#### Exercise goal
Could you write out the records below exactly as they appear?
::: Material shown
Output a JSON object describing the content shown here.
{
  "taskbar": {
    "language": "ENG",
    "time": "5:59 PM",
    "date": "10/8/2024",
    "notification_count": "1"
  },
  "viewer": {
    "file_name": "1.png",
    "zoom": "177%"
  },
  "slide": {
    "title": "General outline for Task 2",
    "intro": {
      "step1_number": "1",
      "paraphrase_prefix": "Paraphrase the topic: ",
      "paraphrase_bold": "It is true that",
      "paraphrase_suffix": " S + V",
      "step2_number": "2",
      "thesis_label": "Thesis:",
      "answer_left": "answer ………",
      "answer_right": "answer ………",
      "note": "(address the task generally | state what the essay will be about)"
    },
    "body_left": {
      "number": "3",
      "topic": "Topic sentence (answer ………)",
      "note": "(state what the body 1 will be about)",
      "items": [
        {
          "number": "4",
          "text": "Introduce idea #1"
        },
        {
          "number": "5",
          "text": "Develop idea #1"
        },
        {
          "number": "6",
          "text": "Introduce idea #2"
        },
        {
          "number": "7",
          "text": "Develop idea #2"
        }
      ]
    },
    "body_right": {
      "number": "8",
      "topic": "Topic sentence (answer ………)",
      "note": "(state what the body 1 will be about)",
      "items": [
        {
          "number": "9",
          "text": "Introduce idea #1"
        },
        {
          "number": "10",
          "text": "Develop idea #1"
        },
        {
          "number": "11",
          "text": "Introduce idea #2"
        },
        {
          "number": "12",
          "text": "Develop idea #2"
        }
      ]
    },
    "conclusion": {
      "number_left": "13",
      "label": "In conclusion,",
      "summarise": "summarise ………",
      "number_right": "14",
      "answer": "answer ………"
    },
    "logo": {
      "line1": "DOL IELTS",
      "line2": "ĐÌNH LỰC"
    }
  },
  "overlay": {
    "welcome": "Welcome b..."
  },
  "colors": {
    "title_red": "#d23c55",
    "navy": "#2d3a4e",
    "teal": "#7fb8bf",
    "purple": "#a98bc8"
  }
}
::::::
#### Complete answer
Output a JSON object describing the content shown here.
{
  "taskbar": {
    "language": "ENG",
    "time": "5:59 PM",
    "date": "10/8/2024",
    "notification_count": "1"
  },
  "viewer": {
    "file_name": "1.png",
    "zoom": "177%"
  },
  "slide": {
    "title": "General outline for Task 2",
    "intro": {
      "step1_number": "1",
      "paraphrase_prefix": "Paraphrase the topic: ",
      "paraphrase_bold": "It is true that",
      "paraphrase_suffix": " S + V",
      "step2_number": "2",
      "thesis_label": "Thesis:",
      "answer_left": "answer ………",
      "answer_right": "answer ………",
      "note": "(address the task generally | state what the essay will be about)"
    },
    "body_left": {
      "number": "3",
      "topic": "Topic sentence (answer ………)",
      "note": "(state what the body 1 will be about)",
      "items": [
        {
          "number": "4",
          "text": "Introduce idea #1"
        },
        {
          "number": "5",
          "text": "Develop idea #1"
        },
        {
          "number": "6",
          "text": "Introduce idea #2"
        },
        {
          "number": "7",
          "text": "Develop idea #2"
        }
      ]
    },
    "body_right": {
      "number": "8",
      "topic": "Topic sentence (answer ………)",
      "note": "(state what the body 1 will be about)",
      "items": [
        {
          "number": "9",
          "text": "Introduce idea #1"
        },
        {
          "number": "10",
          "text": "Develop idea #1"
        },
        {
          "number": "11",
          "text": "Introduce idea #2"
        },
        {
          "number": "12",
          "text": "Develop idea #2"
        }
      ]
    },
    "conclusion": {
      "number_left": "13",
      "label": "In conclusion,",
      "summarise": "summarise ………",
      "number_right": "14",
      "answer": "answer ………"
    },
    "logo": {
      "line1": "DOL IELTS",
      "line2": "ĐÌNH LỰC"
    }
  },
  "overlay": {
    "welcome": "Welcome b..."
  },
  "colors": {
    "title_red": "#d23c55",
    "navy": "#2d3a4e",
    "teal": "#7fb8bf",
    "purple": "#a98bc8"
  }
}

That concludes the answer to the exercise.